[Text shown]
Previously, two different annealing temperatures were used for PCR amplification of cox1 (55 °C; Robideau et al. (2011)) and cox2 (50 °C; Hudspeth et al. (2000)). In this study, better PCR performance was achieved at 50 °C, for each two primer sets of cox1 and cox2 (Table 2). This optimal annealing temperature for both the cox1 and cox2 primer sets in this study was also confirmed through gradient PCR; the amplification performance gradually decreased with increase in annealing temperature from 50 to 55 °C. The barcoding primer set of cox1, OomCox1-levup and FM85mod failed to amplify most samples at 55 °C, excluding a few genera with a faint band, although the success was slightly improved at 50 °C. As no unspecific band was observed even at 50 °C, we used this annealing temperature on subsequent experiments for both genes. For cox2-1 spacer and a region spanning cox2 and the cox2-1 spacer, optimal annealing temperatures were 52 and 54 °C, respectively (Table 2).

Evaluation of primers

Nine combinations of 11 primers (Table 2), including four new oomycete-specific primers, were compared for PCR success and efficiency. For cox1, the reverse primer OomCox1-levlo considerably increased the average PCR success rate, compared with FM85mod, regardless of the annealing temperature, although the resulting amplicon of 680 bp was slightly smaller than 727 bp produced with FM85mod. The primer set, OomCox1-levup and FM85mod, may not be useful for herbarium specimens with relatively low DNA content, compared to DNA extracted from cultures.

[Activity A] Name every primer that the passage on PCR annealing temperatures and primer evaluation identifies by name.
[Activity B] Write the next few sentences of the passage on PCR annealing temperatures and primer evaluation, starting after its final sentence.

[Dataset entries]
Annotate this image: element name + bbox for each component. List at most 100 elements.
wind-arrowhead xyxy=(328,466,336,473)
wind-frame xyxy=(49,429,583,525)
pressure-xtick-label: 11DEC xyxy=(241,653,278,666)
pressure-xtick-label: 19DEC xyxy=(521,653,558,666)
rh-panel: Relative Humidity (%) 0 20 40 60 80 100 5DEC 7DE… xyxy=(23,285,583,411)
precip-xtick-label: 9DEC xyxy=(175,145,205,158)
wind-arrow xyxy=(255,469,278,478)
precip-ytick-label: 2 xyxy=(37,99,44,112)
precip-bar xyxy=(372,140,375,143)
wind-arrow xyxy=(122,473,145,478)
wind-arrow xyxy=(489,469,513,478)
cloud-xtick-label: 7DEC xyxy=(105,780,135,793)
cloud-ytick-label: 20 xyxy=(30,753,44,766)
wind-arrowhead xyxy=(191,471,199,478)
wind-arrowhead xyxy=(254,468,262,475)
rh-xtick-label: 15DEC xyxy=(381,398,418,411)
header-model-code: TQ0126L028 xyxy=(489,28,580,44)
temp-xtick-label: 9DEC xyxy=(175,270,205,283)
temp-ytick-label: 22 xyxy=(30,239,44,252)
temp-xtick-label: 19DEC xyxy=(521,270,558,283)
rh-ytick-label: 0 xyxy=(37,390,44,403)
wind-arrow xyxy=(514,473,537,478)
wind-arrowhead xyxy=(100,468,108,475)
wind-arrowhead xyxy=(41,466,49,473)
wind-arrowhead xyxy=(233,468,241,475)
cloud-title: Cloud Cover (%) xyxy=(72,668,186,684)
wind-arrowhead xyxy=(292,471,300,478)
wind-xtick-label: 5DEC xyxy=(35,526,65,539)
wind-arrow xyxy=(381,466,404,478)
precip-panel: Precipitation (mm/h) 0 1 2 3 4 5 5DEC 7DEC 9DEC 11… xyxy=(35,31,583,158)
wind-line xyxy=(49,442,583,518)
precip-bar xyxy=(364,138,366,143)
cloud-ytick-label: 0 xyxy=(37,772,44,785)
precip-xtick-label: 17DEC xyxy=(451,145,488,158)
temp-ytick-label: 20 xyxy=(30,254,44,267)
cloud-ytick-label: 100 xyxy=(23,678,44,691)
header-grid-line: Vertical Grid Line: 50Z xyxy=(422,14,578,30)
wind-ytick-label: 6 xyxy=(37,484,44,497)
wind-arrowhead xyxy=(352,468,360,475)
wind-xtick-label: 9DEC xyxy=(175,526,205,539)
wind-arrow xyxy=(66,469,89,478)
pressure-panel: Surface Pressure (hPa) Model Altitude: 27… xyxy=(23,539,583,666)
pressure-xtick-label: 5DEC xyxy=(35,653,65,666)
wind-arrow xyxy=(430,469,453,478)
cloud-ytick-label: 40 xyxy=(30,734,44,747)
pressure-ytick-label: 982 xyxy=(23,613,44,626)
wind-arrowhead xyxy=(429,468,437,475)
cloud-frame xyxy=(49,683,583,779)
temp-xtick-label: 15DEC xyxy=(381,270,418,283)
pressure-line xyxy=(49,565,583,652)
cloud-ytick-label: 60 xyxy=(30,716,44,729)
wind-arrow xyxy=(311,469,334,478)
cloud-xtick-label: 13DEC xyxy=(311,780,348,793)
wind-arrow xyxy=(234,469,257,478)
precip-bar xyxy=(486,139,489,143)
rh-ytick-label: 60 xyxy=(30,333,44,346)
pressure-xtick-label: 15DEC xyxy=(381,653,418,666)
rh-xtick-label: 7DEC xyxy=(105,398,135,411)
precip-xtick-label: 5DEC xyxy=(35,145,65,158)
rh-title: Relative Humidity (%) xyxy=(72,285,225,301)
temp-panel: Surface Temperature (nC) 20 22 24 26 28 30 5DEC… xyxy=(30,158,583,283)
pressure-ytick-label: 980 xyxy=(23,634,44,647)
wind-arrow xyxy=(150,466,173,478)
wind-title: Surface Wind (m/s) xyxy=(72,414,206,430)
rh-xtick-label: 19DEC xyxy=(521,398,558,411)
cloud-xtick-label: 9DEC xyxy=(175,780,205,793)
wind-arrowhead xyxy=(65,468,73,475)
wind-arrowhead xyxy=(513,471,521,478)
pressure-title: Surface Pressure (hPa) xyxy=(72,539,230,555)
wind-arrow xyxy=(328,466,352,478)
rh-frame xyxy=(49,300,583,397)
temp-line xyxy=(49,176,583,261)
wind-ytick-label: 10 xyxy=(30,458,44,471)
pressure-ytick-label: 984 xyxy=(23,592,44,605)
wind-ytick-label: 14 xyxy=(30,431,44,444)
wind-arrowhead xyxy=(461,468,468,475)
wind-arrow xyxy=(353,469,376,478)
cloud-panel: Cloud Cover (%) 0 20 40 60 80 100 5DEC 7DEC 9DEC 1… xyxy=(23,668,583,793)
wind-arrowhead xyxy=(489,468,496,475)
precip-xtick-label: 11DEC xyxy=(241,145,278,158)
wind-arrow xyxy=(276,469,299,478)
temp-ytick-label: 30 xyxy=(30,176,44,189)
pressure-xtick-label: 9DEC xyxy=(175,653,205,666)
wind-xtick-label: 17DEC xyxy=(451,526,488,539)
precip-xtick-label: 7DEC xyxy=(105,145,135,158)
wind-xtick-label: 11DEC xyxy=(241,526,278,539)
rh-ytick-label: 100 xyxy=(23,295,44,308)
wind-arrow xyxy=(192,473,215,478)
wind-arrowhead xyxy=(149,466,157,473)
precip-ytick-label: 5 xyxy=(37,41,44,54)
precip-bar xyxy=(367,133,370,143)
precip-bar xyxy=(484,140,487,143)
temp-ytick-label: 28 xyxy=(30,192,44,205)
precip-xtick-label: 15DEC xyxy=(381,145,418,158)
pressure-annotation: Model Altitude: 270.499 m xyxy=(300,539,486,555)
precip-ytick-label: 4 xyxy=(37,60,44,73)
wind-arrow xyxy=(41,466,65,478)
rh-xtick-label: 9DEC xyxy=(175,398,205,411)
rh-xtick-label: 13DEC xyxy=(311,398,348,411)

[Answer space A] OomCox1-levup, FM85mod, OomCox1-levlo

[Answer space B]
For cox2, two different reverse primers Cox2-R and Cox2-RC4, together with the forward primer Cox2-F, successfully amplified the region for all samples and genera tested. Amplification with the new primer Cox-RC4 was more robust than with Cox2-R and generated higher amounts of amplified product, in particular for Bremia, Graminivora and Pustula. While the nucleotide sequence divergence between the two primers is minimal, there are a few potentially critical nucleotide differences that may explain the better performance of the Cox2-RC4 primer (see Appendix S1, Supporting information).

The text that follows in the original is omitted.